[Start Data for this exercise]

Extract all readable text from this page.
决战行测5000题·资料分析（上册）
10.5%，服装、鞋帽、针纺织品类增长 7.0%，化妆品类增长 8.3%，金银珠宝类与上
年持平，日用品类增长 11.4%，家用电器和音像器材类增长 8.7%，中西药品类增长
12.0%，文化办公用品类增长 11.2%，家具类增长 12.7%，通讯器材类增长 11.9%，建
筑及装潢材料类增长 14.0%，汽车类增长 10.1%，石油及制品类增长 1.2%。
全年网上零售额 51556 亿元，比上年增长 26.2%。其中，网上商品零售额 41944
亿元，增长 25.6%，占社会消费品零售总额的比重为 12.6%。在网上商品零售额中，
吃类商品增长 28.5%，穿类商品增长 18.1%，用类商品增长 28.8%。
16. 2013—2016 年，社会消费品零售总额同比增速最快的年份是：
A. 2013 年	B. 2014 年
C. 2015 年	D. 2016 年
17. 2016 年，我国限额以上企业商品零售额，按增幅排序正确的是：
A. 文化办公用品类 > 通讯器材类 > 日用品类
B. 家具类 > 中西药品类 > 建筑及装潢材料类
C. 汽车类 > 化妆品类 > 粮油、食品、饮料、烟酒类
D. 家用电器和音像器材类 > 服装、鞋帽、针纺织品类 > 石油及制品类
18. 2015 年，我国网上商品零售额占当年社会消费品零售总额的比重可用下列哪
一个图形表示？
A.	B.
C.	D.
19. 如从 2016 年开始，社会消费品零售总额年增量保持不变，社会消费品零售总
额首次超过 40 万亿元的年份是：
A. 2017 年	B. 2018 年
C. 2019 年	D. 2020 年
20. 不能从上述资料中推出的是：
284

[End Data for this exercise]

-- Instructions for the task --
Quote every entry exactly.

-- Response to the task --
Extract all readable text from this page.
决战行测5000题·资料分析（上册）
10.5%，服装、鞋帽、针纺织品类增长 7.0%，化妆品类增长 8.3%，金银珠宝类与上
年持平，日用品类增长 11.4%，家用电器和音像器材类增长 8.7%，中西药品类增长
12.0%，文化办公用品类增长 11.2%，家具类增长 12.7%，通讯器材类增长 11.9%，建
筑及装潢材料类增长 14.0%，汽车类增长 10.1%，石油及制品类增长 1.2%。
全年网上零售额 51556 亿元，比上年增长 26.2%。其中，网上商品零售额 41944
亿元，增长 25.6%，占社会消费品零售总额的比重为 12.6%。在网上商品零售额中，
吃类商品增长 28.5%，穿类商品增长 18.1%，用类商品增长 28.8%。
16. 2013—2016 年，社会消费品零售总额同比增速最快的年份是：
A. 2013 年	B. 2014 年
C. 2015 年	D. 2016 年
17. 2016 年，我国限额以上企业商品零售额，按增幅排序正确的是：
A. 文化办公用品类 > 通讯器材类 > 日用品类
B. 家具类 > 中西药品类 > 建筑及装潢材料类
C. 汽车类 > 化妆品类 > 粮油、食品、饮料、烟酒类
D. 家用电器和音像器材类 > 服装、鞋帽、针纺织品类 > 石油及制品类
18. 2015 年，我国网上商品零售额占当年社会消费品零售总额的比重可用下列哪
一个图形表示？
A.	B.
C.	D.
19. 如从 2016 年开始，社会消费品零售总额年增量保持不变，社会消费品零售总
额首次超过 40 万亿元的年份是：
A. 2017 年	B. 2018 年
C. 2019 年	D. 2020 年
20. 不能从上述资料中推出的是：
284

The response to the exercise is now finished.